▶ [Exercise brief]:
Copy the records below exactly, leaving out any pictures.

>> Start

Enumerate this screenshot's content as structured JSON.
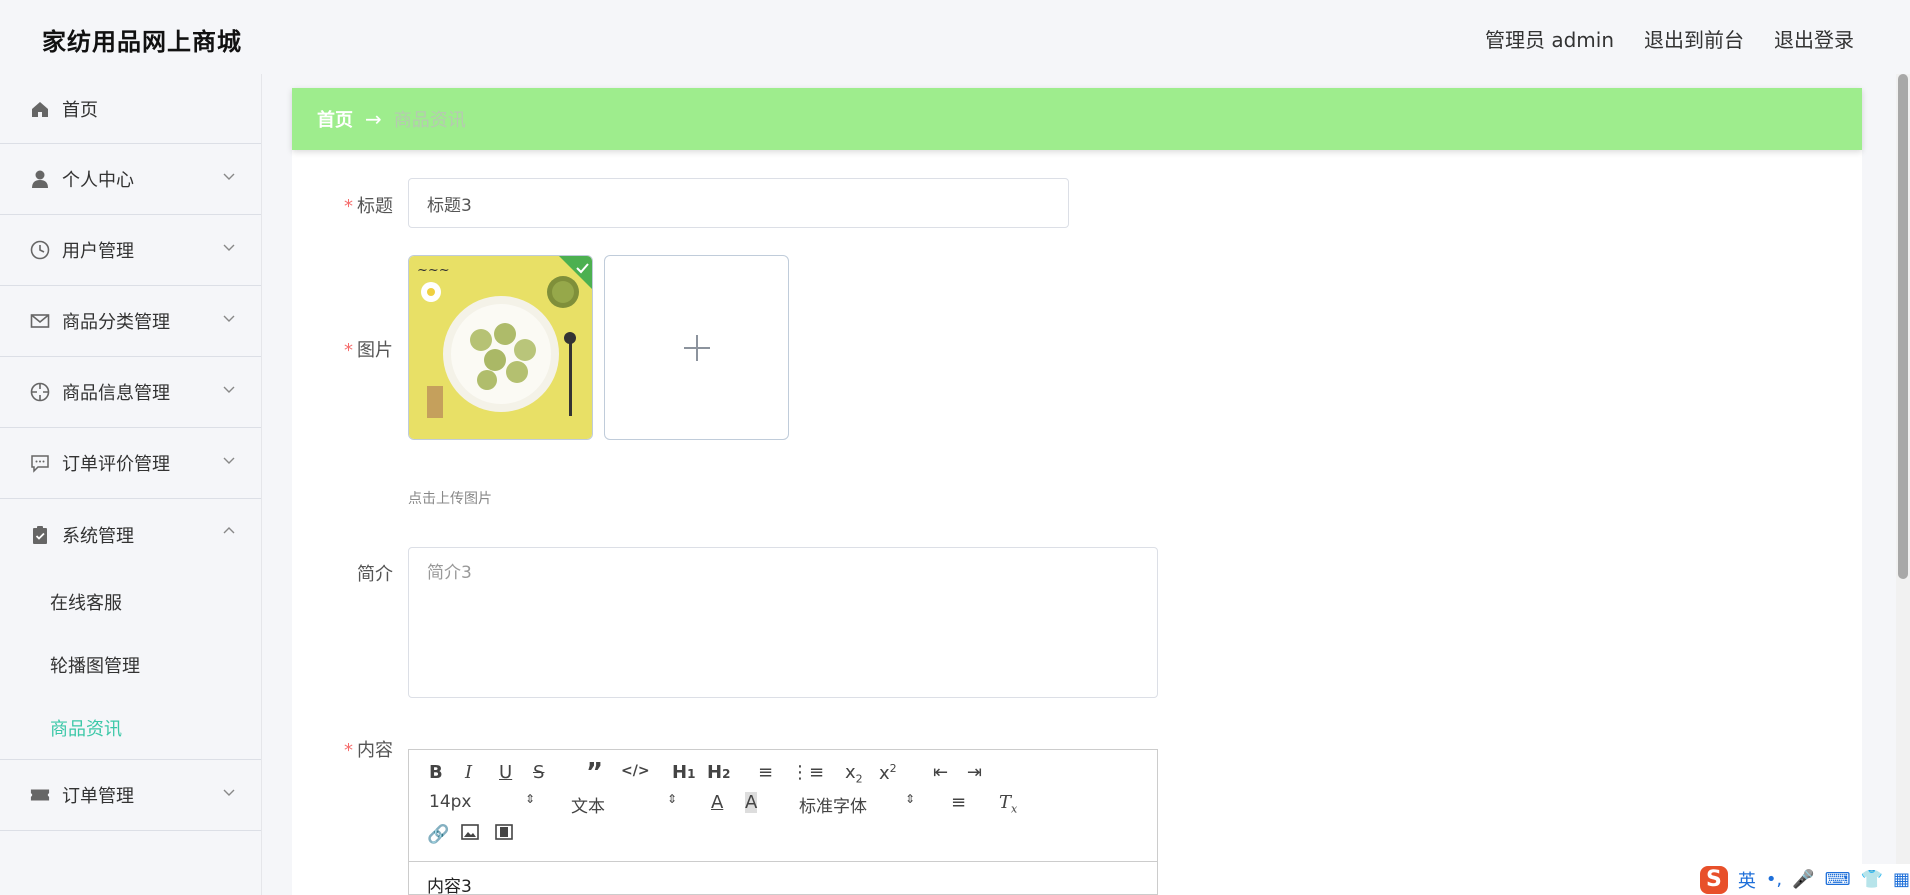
{
  "header": {
    "title": "家纺用品网上商城",
    "admin_label": "管理员 admin",
    "front_label": "退出到前台",
    "logout_label": "退出登录"
  },
  "sidebar": {
    "items": [
      {
        "label": "首页",
        "icon": "home-icon"
      },
      {
        "label": "个人中心",
        "icon": "user-icon"
      },
      {
        "label": "用户管理",
        "icon": "clock-icon"
      },
      {
        "label": "商品分类管理",
        "icon": "mail-icon"
      },
      {
        "label": "商品信息管理",
        "icon": "target-icon"
      },
      {
        "label": "订单评价管理",
        "icon": "chat-icon"
      },
      {
        "label": "系统管理",
        "icon": "clipboard-icon"
      },
      {
        "label": "订单管理",
        "icon": "ticket-icon"
      }
    ],
    "sub_items": [
      "在线客服",
      "轮播图管理",
      "商品资讯"
    ],
    "active_sub": "商品资讯"
  },
  "breadcrumb": {
    "home": "首页",
    "separator": "→",
    "current": "商品资讯"
  },
  "form": {
    "title_label": "标题",
    "title_value": "标题3",
    "image_label": "图片",
    "upload_hint": "点击上传图片",
    "intro_label": "简介",
    "intro_value": "简介3",
    "content_label": "内容",
    "content_value": "内容3"
  },
  "editor": {
    "font_size": "14px",
    "paragraph": "文本",
    "font_family": "标准字体",
    "buttons": [
      "bold-icon",
      "italic-icon",
      "underline-icon",
      "strike-icon",
      "quote-icon",
      "code-icon",
      "h1-icon",
      "h2-icon",
      "ordered-list-icon",
      "bullet-list-icon",
      "subscript-icon",
      "superscript-icon",
      "outdent-icon",
      "indent-icon",
      "font-color-icon",
      "bg-color-icon",
      "align-icon",
      "clear-format-icon",
      "link-icon",
      "image-icon",
      "video-icon"
    ]
  },
  "ime": {
    "lang": "英",
    "punct": "•,"
  },
  "colors": {
    "breadcrumb_bg": "#9eed8d",
    "active_menu": "#3cc8a8",
    "required": "#f56c6c"
  }
}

>> End

▶ [Result]:
Enumerate this screenshot's content as structured JSON.
{
  "header": {
    "title": "家纺用品网上商城",
    "admin_label": "管理员 admin",
    "front_label": "退出到前台",
    "logout_label": "退出登录"
  },
  "sidebar": {
    "items": [
      {
        "label": "首页",
        "icon": "home-icon"
      },
      {
        "label": "个人中心",
        "icon": "user-icon"
      },
      {
        "label": "用户管理",
        "icon": "clock-icon"
      },
      {
        "label": "商品分类管理",
        "icon": "mail-icon"
      },
      {
        "label": "商品信息管理",
        "icon": "target-icon"
      },
      {
        "label": "订单评价管理",
        "icon": "chat-icon"
      },
      {
        "label": "系统管理",
        "icon": "clipboard-icon"
      },
      {
        "label": "订单管理",
        "icon": "ticket-icon"
      }
    ],
    "sub_items": [
      "在线客服",
      "轮播图管理",
      "商品资讯"
    ],
    "active_sub": "商品资讯"
  },
  "breadcrumb": {
    "home": "首页",
    "separator": "→",
    "current": "商品资讯"
  },
  "form": {
    "title_label": "标题",
    "title_value": "标题3",
    "image_label": "图片",
    "upload_hint": "点击上传图片",
    "intro_label": "简介",
    "intro_value": "简介3",
    "content_label": "内容",
    "content_value": "内容3"
  },
  "editor": {
    "font_size": "14px",
    "paragraph": "文本",
    "font_family": "标准字体",
    "buttons": [
      "bold-icon",
      "italic-icon",
      "underline-icon",
      "strike-icon",
      "quote-icon",
      "code-icon",
      "h1-icon",
      "h2-icon",
      "ordered-list-icon",
      "bullet-list-icon",
      "subscript-icon",
      "superscript-icon",
      "outdent-icon",
      "indent-icon",
      "font-color-icon",
      "bg-color-icon",
      "align-icon",
      "clear-format-icon",
      "link-icon",
      "image-icon",
      "video-icon"
    ]
  },
  "ime": {
    "lang": "英",
    "punct": "•,"
  },
  "colors": {
    "breadcrumb_bg": "#9eed8d",
    "active_menu": "#3cc8a8",
    "required": "#f56c6c"
  }
}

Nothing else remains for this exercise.